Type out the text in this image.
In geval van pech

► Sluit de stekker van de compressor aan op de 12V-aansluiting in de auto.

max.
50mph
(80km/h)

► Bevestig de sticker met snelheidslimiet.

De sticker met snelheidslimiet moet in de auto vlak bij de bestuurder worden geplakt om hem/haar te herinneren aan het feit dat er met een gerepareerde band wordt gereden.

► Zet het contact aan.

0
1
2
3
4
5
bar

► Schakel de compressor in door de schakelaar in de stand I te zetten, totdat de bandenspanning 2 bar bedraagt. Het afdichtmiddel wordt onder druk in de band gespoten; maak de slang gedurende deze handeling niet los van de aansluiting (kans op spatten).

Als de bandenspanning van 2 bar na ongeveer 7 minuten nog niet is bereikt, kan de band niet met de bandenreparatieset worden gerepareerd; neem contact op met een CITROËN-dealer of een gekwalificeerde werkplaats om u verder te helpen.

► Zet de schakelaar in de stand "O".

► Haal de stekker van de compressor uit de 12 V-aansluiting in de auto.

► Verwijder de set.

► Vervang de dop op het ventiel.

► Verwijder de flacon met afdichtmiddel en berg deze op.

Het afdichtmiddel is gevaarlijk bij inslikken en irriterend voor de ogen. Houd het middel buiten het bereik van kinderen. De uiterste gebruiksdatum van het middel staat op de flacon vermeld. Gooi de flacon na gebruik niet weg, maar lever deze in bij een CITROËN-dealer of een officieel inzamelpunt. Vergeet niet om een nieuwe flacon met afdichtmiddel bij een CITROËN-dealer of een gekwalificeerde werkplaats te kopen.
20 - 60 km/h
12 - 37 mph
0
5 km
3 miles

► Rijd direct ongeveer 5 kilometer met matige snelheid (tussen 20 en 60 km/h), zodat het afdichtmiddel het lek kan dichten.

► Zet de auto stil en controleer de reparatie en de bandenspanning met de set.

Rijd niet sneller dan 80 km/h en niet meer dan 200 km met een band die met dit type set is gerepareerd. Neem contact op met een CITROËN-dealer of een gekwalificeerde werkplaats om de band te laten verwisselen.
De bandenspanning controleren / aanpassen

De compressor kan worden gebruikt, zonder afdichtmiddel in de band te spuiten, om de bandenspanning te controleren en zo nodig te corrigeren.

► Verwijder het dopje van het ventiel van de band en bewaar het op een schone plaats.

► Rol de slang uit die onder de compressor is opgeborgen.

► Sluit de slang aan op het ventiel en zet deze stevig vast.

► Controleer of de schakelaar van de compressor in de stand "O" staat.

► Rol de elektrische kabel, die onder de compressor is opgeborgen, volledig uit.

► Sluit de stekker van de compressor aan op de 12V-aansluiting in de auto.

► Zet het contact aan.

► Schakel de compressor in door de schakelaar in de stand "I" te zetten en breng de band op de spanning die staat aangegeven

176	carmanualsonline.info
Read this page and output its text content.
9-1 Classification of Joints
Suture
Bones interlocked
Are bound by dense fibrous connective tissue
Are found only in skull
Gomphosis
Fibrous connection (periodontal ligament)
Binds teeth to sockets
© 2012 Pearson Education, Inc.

==

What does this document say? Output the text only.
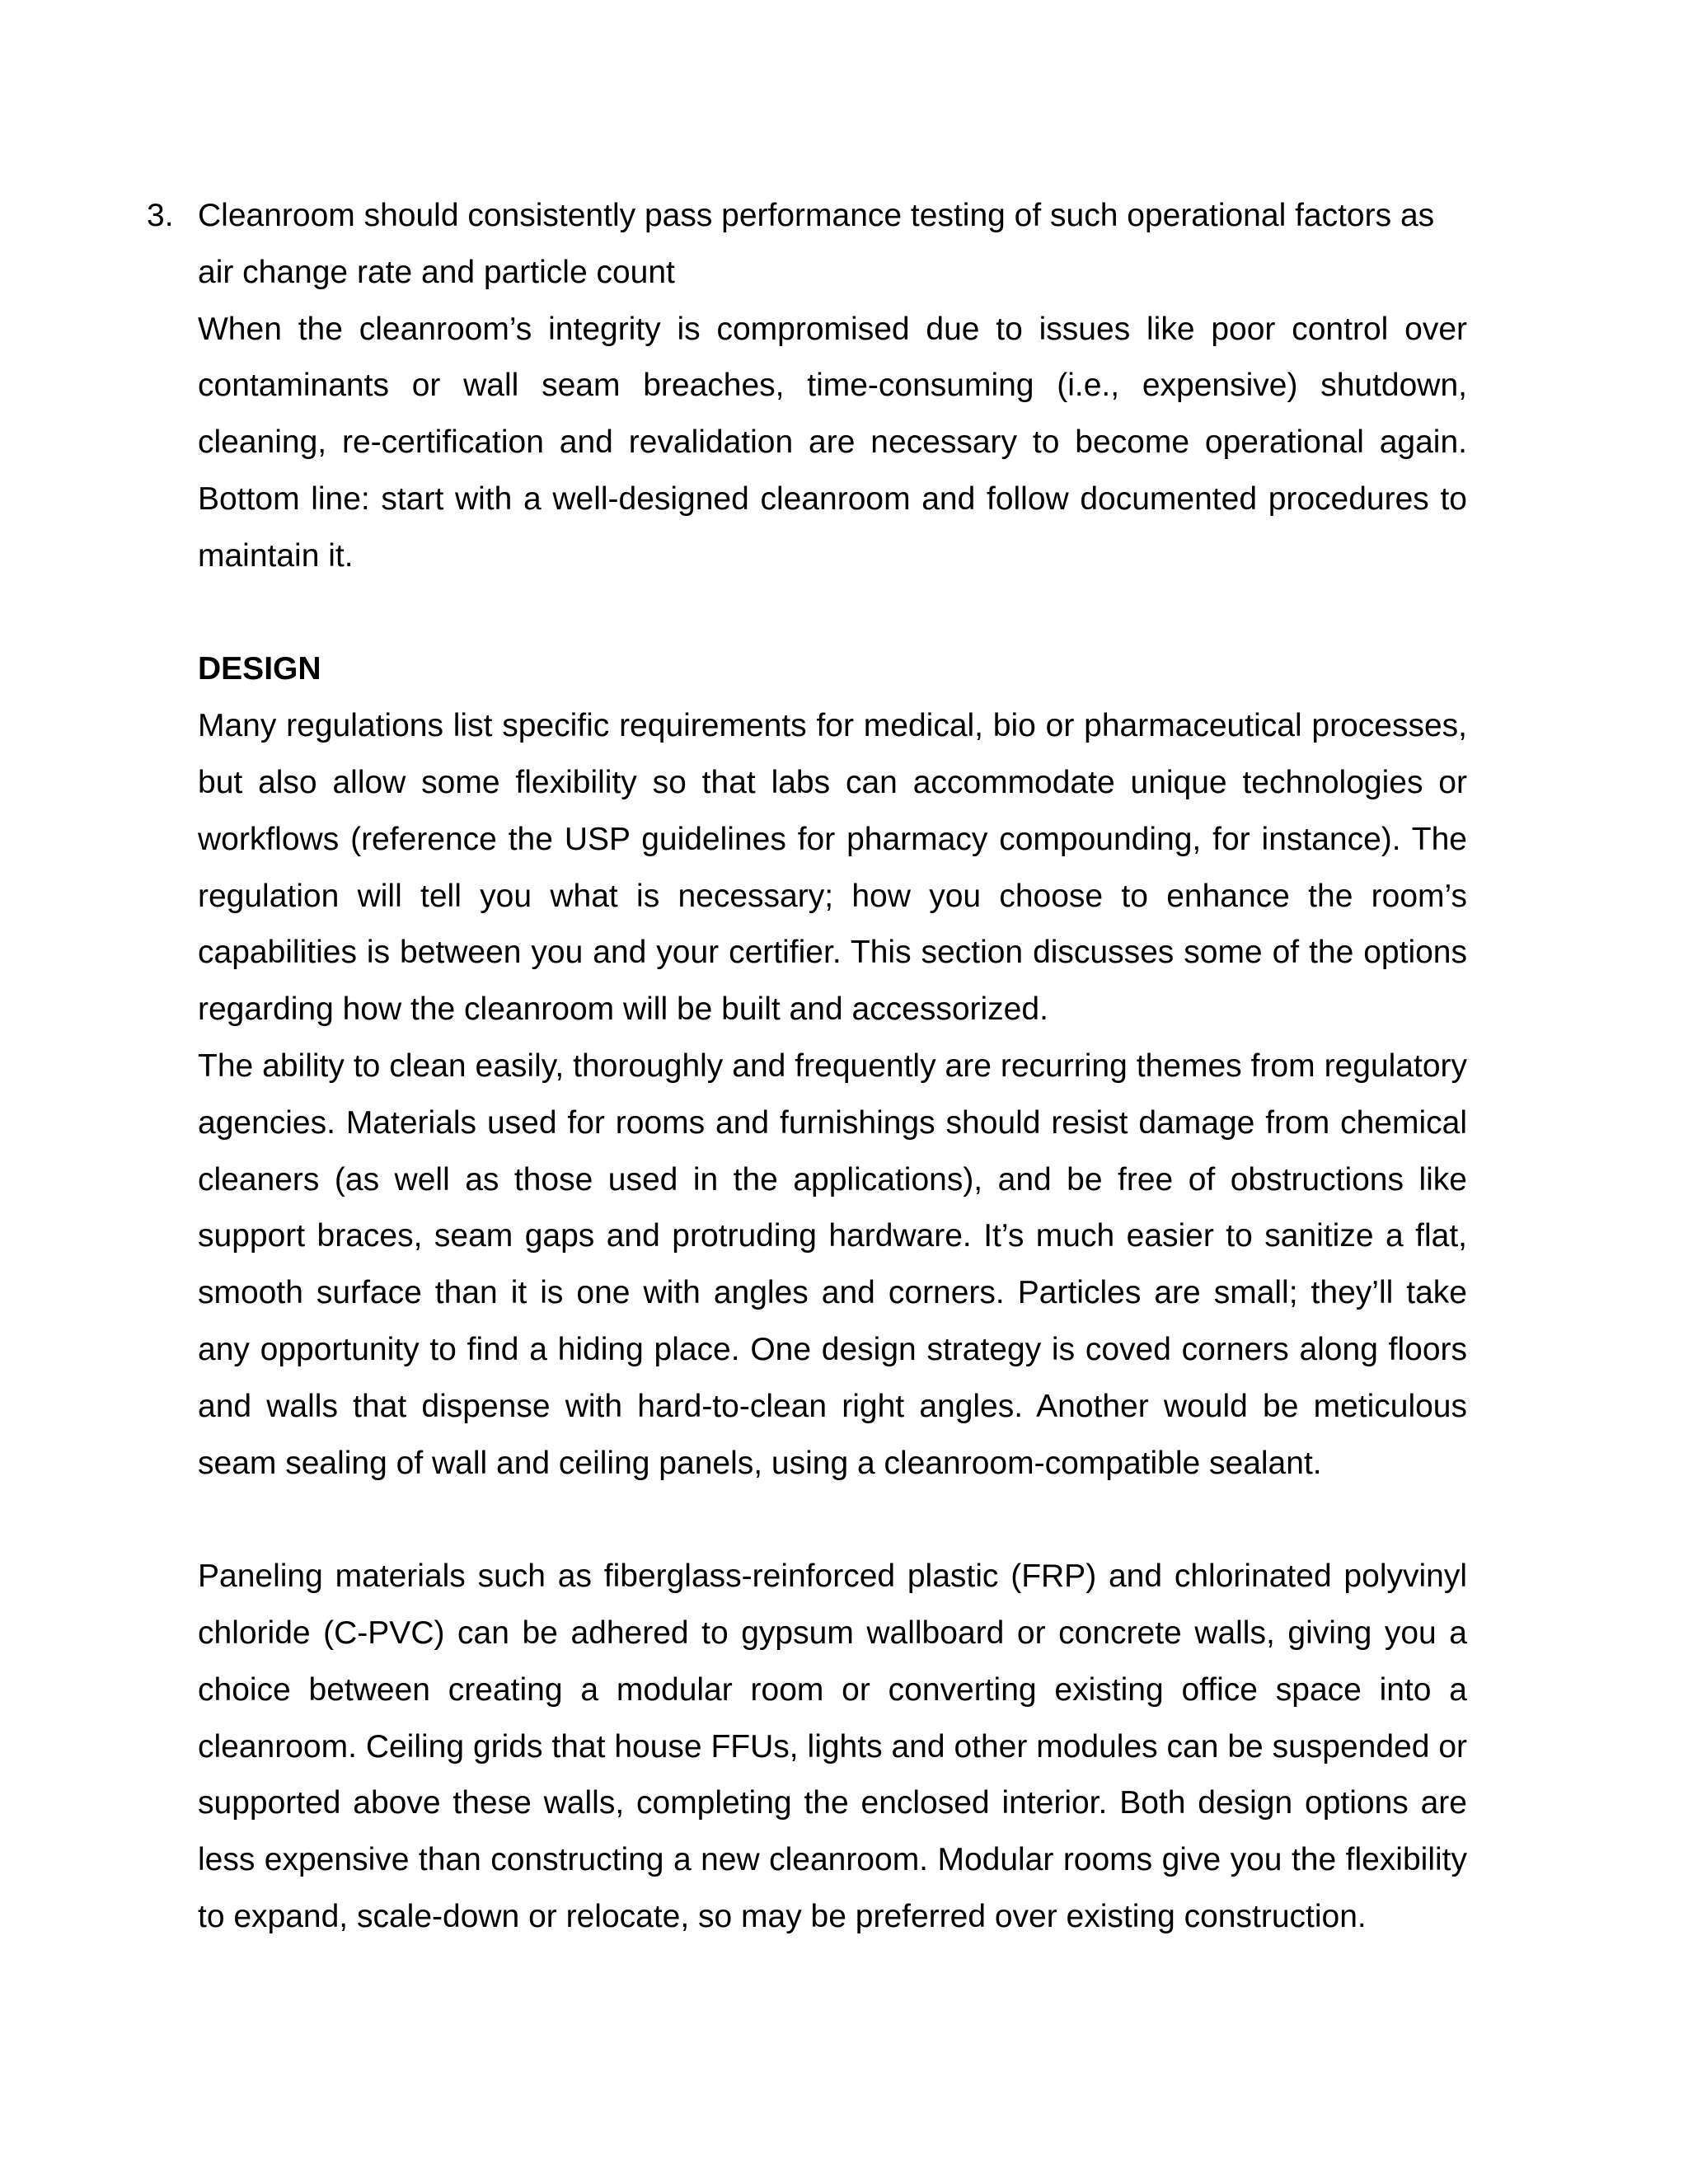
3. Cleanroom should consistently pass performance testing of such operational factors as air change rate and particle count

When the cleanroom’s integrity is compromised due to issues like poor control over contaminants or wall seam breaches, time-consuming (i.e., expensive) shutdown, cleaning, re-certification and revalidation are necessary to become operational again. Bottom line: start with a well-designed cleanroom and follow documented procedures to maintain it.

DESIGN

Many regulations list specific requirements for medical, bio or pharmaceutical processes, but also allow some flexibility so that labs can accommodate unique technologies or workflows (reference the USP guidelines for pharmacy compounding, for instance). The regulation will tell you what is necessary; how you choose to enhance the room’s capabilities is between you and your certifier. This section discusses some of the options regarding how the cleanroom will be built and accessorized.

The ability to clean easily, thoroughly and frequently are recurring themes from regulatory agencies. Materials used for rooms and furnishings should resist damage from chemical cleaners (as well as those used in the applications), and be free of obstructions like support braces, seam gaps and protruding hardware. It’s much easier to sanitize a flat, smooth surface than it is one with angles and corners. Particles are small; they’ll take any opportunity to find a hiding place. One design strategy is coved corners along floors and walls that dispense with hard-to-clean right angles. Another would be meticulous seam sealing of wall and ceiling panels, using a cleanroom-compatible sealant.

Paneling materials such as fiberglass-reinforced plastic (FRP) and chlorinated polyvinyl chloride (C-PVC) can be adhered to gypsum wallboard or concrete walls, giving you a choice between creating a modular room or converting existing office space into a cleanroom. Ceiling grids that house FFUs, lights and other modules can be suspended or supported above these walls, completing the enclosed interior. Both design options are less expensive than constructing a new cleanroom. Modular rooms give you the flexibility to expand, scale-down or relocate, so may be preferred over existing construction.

◆ **The task**: Where a line of the data holds "only", show that line.

◆ **Completed task**:
Are found only in skull
What does this document say? Output the text only.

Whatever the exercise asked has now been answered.